STATED GOAL:
Return the whole listing, line for line, without the pictures in it.

(Extracted data entries)
--- START ---

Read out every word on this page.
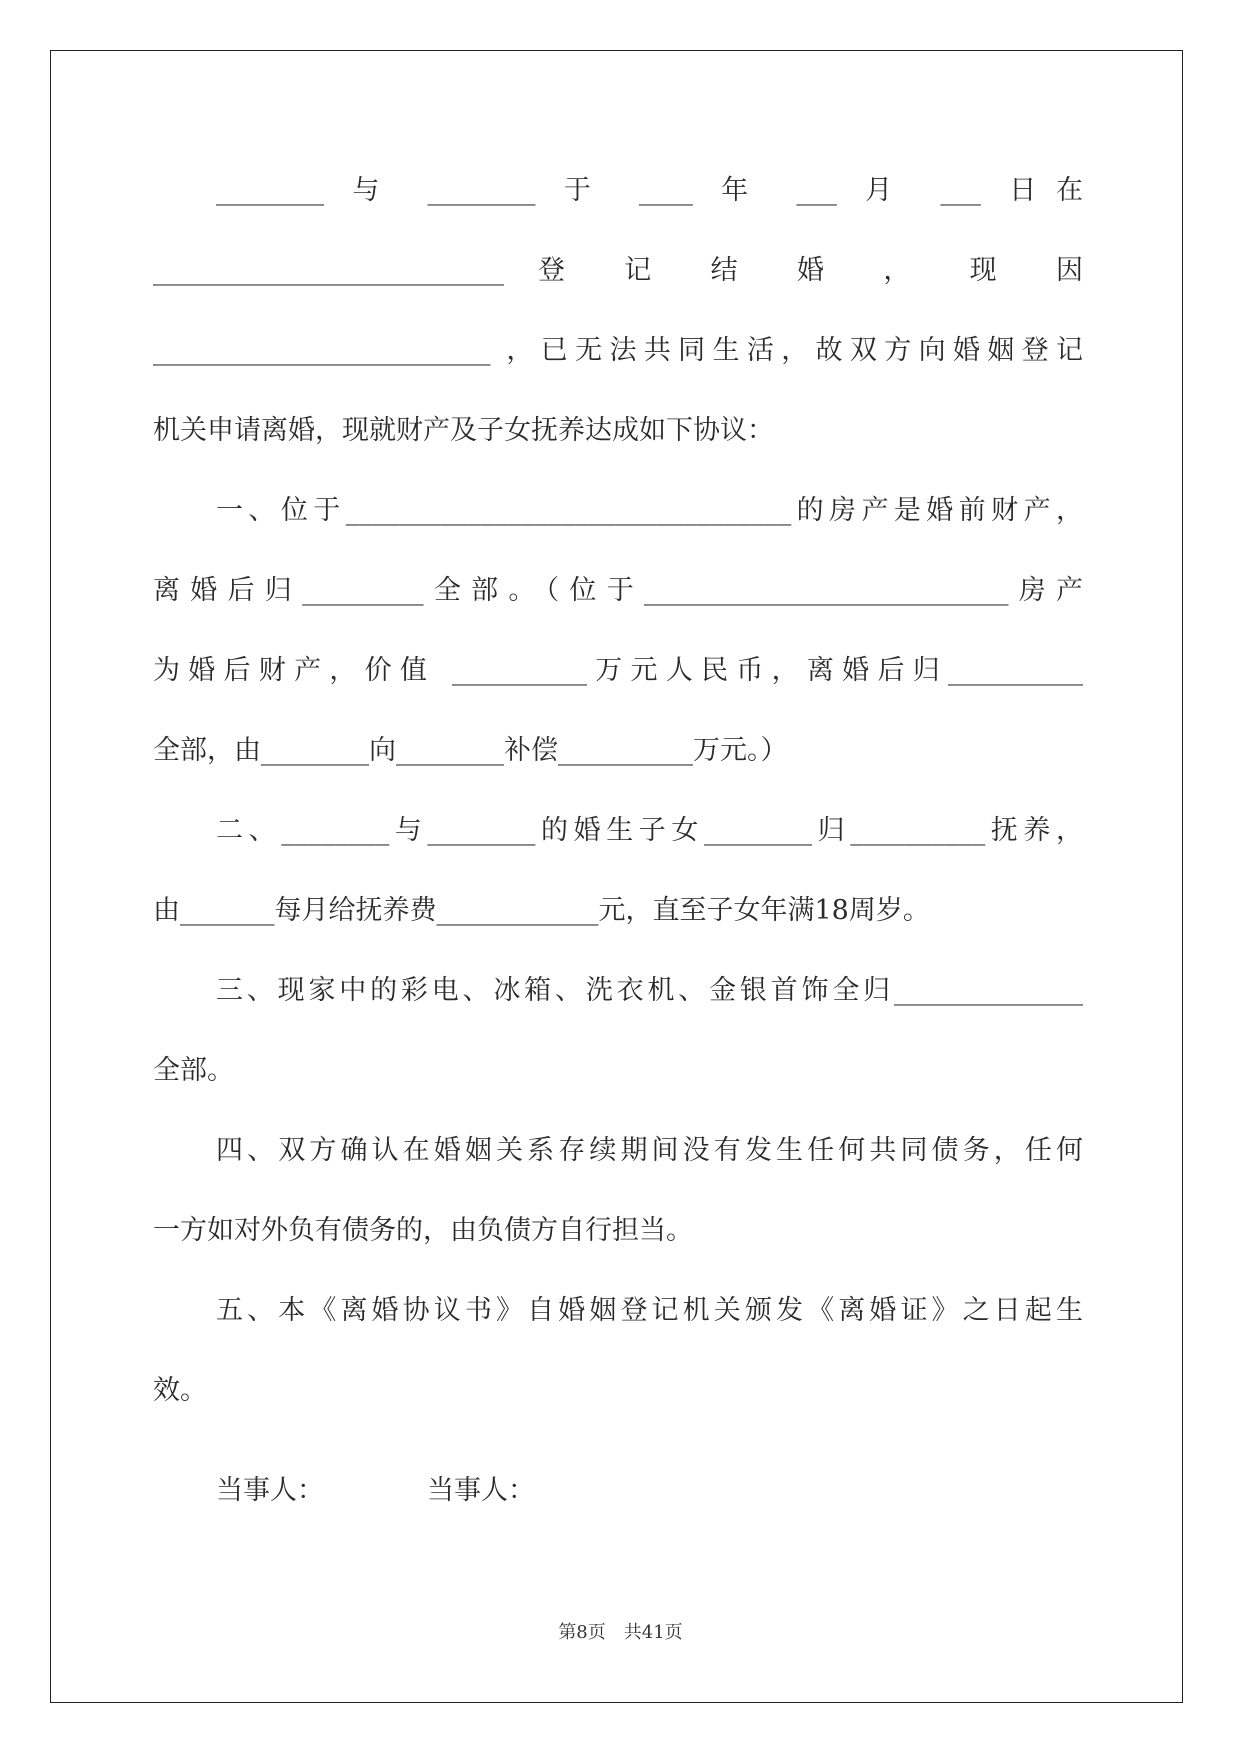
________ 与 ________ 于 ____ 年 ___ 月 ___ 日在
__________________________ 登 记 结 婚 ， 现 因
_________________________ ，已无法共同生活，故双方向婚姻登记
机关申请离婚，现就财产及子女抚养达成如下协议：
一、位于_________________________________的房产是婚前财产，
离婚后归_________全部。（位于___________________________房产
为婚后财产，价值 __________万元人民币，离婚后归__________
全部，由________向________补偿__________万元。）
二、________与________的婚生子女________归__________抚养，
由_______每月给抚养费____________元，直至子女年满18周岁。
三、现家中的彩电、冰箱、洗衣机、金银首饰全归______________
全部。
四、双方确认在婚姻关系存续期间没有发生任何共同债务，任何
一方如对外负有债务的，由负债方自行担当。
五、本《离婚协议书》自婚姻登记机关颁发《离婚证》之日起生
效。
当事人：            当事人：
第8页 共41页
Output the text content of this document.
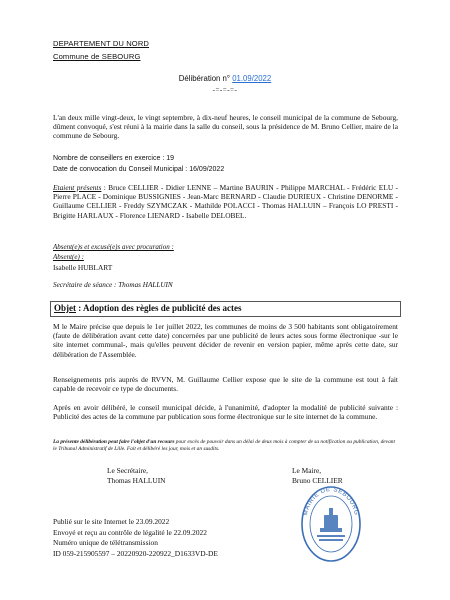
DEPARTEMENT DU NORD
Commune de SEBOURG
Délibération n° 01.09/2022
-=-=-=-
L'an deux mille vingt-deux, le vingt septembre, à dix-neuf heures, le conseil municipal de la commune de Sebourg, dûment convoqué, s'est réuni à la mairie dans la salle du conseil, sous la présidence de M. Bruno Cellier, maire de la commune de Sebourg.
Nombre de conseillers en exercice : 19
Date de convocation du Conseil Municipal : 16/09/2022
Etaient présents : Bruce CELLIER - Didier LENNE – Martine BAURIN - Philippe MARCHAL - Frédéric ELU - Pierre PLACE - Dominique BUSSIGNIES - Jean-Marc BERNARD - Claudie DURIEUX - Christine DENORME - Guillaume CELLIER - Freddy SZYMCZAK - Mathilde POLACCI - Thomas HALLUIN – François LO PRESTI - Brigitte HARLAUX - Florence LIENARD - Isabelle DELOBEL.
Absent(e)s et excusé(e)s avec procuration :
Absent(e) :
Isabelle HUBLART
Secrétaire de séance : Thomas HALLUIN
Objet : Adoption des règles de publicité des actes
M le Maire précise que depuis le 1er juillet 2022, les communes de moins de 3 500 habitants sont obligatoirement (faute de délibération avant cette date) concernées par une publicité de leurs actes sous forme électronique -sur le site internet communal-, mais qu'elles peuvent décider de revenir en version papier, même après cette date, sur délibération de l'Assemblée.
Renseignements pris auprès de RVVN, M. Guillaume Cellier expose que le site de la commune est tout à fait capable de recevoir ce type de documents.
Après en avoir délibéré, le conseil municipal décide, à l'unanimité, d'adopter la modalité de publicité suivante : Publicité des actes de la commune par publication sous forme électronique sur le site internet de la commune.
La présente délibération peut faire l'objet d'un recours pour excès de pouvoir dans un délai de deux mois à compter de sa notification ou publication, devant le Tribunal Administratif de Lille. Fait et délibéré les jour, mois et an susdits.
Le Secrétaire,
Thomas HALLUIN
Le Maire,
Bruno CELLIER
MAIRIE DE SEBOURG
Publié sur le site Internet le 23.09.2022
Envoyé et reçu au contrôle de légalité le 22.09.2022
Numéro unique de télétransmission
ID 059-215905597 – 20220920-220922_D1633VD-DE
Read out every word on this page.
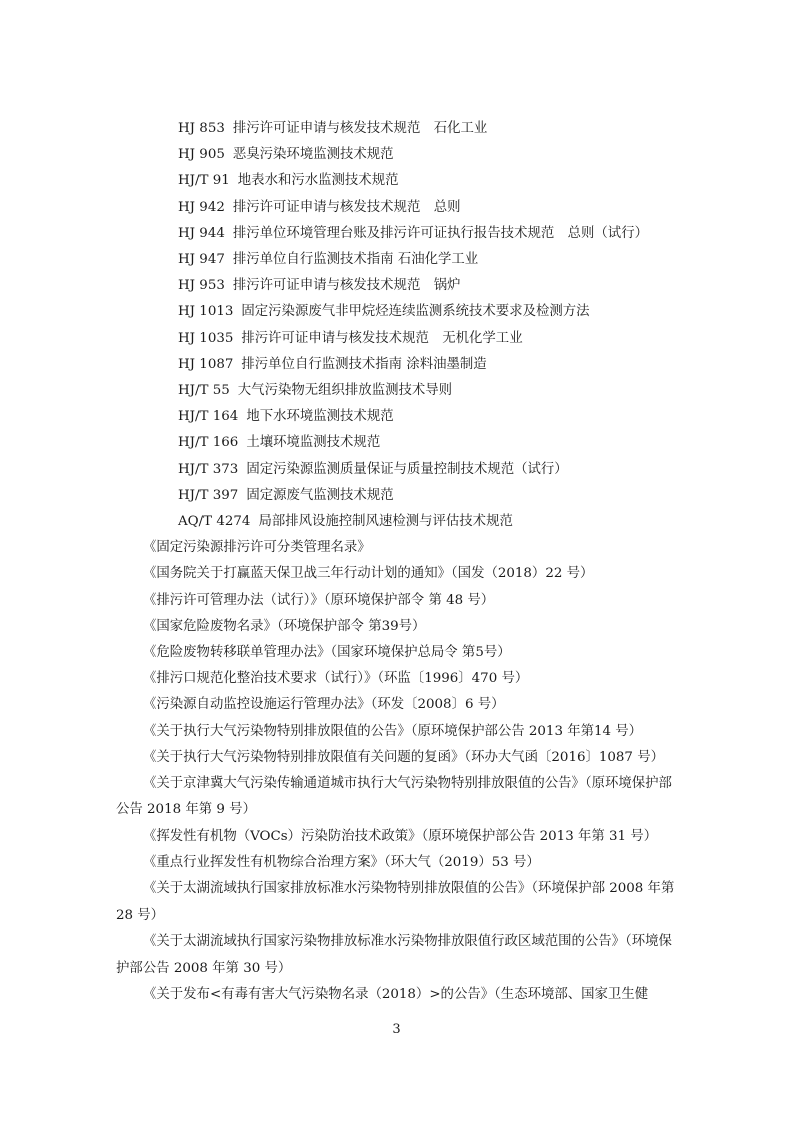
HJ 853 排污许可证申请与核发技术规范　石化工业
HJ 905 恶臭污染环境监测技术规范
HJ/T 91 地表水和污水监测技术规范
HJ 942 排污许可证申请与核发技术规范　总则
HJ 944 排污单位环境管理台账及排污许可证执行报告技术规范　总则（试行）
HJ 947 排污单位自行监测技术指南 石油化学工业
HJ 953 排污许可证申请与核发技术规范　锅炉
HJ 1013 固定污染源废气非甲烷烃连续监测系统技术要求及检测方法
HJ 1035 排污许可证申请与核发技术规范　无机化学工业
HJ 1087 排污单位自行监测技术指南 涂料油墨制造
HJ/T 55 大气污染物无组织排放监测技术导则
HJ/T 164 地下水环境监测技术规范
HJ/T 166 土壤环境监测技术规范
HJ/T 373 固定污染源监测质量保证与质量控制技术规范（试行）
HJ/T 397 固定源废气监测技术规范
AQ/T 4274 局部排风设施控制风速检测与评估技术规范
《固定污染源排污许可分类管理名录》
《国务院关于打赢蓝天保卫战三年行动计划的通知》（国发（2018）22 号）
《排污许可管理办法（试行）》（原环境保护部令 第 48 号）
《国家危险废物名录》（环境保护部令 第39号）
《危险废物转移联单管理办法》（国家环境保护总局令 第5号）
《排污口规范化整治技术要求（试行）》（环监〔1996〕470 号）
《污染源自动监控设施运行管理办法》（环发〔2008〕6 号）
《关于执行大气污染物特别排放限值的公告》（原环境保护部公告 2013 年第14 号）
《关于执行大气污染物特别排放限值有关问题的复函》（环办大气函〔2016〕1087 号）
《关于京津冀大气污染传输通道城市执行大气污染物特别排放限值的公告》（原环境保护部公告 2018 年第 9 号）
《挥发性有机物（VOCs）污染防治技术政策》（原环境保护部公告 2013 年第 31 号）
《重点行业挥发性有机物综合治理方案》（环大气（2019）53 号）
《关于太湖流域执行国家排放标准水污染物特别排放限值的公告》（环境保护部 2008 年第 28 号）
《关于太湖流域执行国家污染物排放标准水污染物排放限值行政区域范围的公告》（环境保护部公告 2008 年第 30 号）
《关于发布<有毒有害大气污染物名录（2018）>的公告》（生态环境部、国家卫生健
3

--- END ---

ANSWER IN FULL:
Read out every word on this page.
________ 与 ________ 于 ____ 年 ___ 月 ___ 日在
__________________________ 登 记 结 婚 ， 现 因
_________________________ ，已无法共同生活，故双方向婚姻登记
机关申请离婚，现就财产及子女抚养达成如下协议：
一、位于_________________________________的房产是婚前财产，
离婚后归_________全部。（位于___________________________房产
为婚后财产，价值 __________万元人民币，离婚后归__________
全部，由________向________补偿__________万元。）
二、________与________的婚生子女________归__________抚养，
由_______每月给抚养费____________元，直至子女年满18周岁。
三、现家中的彩电、冰箱、洗衣机、金银首饰全归______________
全部。
四、双方确认在婚姻关系存续期间没有发生任何共同债务，任何
一方如对外负有债务的，由负债方自行担当。
五、本《离婚协议书》自婚姻登记机关颁发《离婚证》之日起生
效。
当事人：            当事人：
第8页 共41页
Output the text content of this document.
DEPARTEMENT DU NORD
Commune de SEBOURG
Délibération n° 01.09/2022
-=-=-=-
L'an deux mille vingt-deux, le vingt septembre, à dix-neuf heures, le conseil municipal de la commune de Sebourg, dûment convoqué, s'est réuni à la mairie dans la salle du conseil, sous la présidence de M. Bruno Cellier, maire de la commune de Sebourg.
Nombre de conseillers en exercice : 19
Date de convocation du Conseil Municipal : 16/09/2022
Etaient présents : Bruce CELLIER - Didier LENNE – Martine BAURIN - Philippe MARCHAL - Frédéric ELU - Pierre PLACE - Dominique BUSSIGNIES - Jean-Marc BERNARD - Claudie DURIEUX - Christine DENORME - Guillaume CELLIER - Freddy SZYMCZAK - Mathilde POLACCI - Thomas HALLUIN – François LO PRESTI - Brigitte HARLAUX - Florence LIENARD - Isabelle DELOBEL.
Absent(e)s et excusé(e)s avec procuration :
Absent(e) :
Isabelle HUBLART
Secrétaire de séance : Thomas HALLUIN
Objet : Adoption des règles de publicité des actes
M le Maire précise que depuis le 1er juillet 2022, les communes de moins de 3 500 habitants sont obligatoirement (faute de délibération avant cette date) concernées par une publicité de leurs actes sous forme électronique -sur le site internet communal-, mais qu'elles peuvent décider de revenir en version papier, même après cette date, sur délibération de l'Assemblée.
Renseignements pris auprès de RVVN, M. Guillaume Cellier expose que le site de la commune est tout à fait capable de recevoir ce type de documents.
Après en avoir délibéré, le conseil municipal décide, à l'unanimité, d'adopter la modalité de publicité suivante : Publicité des actes de la commune par publication sous forme électronique sur le site internet de la commune.
La présente délibération peut faire l'objet d'un recours pour excès de pouvoir dans un délai de deux mois à compter de sa notification ou publication, devant le Tribunal Administratif de Lille. Fait et délibéré les jour, mois et an susdits.
Le Secrétaire,
Thomas HALLUIN
Le Maire,
Bruno CELLIER
MAIRIE DE SEBOURG
Publié sur le site Internet le 23.09.2022
Envoyé et reçu au contrôle de légalité le 22.09.2022
Numéro unique de télétransmission
ID 059-215905597 – 20220920-220922_D1633VD-DE
Read out every word on this page.
HJ 853 排污许可证申请与核发技术规范　石化工业
HJ 905 恶臭污染环境监测技术规范
HJ/T 91 地表水和污水监测技术规范
HJ 942 排污许可证申请与核发技术规范　总则
HJ 944 排污单位环境管理台账及排污许可证执行报告技术规范　总则（试行）
HJ 947 排污单位自行监测技术指南 石油化学工业
HJ 953 排污许可证申请与核发技术规范　锅炉
HJ 1013 固定污染源废气非甲烷烃连续监测系统技术要求及检测方法
HJ 1035 排污许可证申请与核发技术规范　无机化学工业
HJ 1087 排污单位自行监测技术指南 涂料油墨制造
HJ/T 55 大气污染物无组织排放监测技术导则
HJ/T 164 地下水环境监测技术规范
HJ/T 166 土壤环境监测技术规范
HJ/T 373 固定污染源监测质量保证与质量控制技术规范（试行）
HJ/T 397 固定源废气监测技术规范
AQ/T 4274 局部排风设施控制风速检测与评估技术规范
《固定污染源排污许可分类管理名录》
《国务院关于打赢蓝天保卫战三年行动计划的通知》（国发（2018）22 号）
《排污许可管理办法（试行）》（原环境保护部令 第 48 号）
《国家危险废物名录》（环境保护部令 第39号）
《危险废物转移联单管理办法》（国家环境保护总局令 第5号）
《排污口规范化整治技术要求（试行）》（环监〔1996〕470 号）
《污染源自动监控设施运行管理办法》（环发〔2008〕6 号）
《关于执行大气污染物特别排放限值的公告》（原环境保护部公告 2013 年第14 号）
《关于执行大气污染物特别排放限值有关问题的复函》（环办大气函〔2016〕1087 号）
《关于京津冀大气污染传输通道城市执行大气污染物特别排放限值的公告》（原环境保护部公告 2018 年第 9 号）
《挥发性有机物（VOCs）污染防治技术政策》（原环境保护部公告 2013 年第 31 号）
《重点行业挥发性有机物综合治理方案》（环大气（2019）53 号）
《关于太湖流域执行国家排放标准水污染物特别排放限值的公告》（环境保护部 2008 年第 28 号）
《关于太湖流域执行国家污染物排放标准水污染物排放限值行政区域范围的公告》（环境保护部公告 2008 年第 30 号）
《关于发布<有毒有害大气污染物名录（2018）>的公告》（生态环境部、国家卫生健
3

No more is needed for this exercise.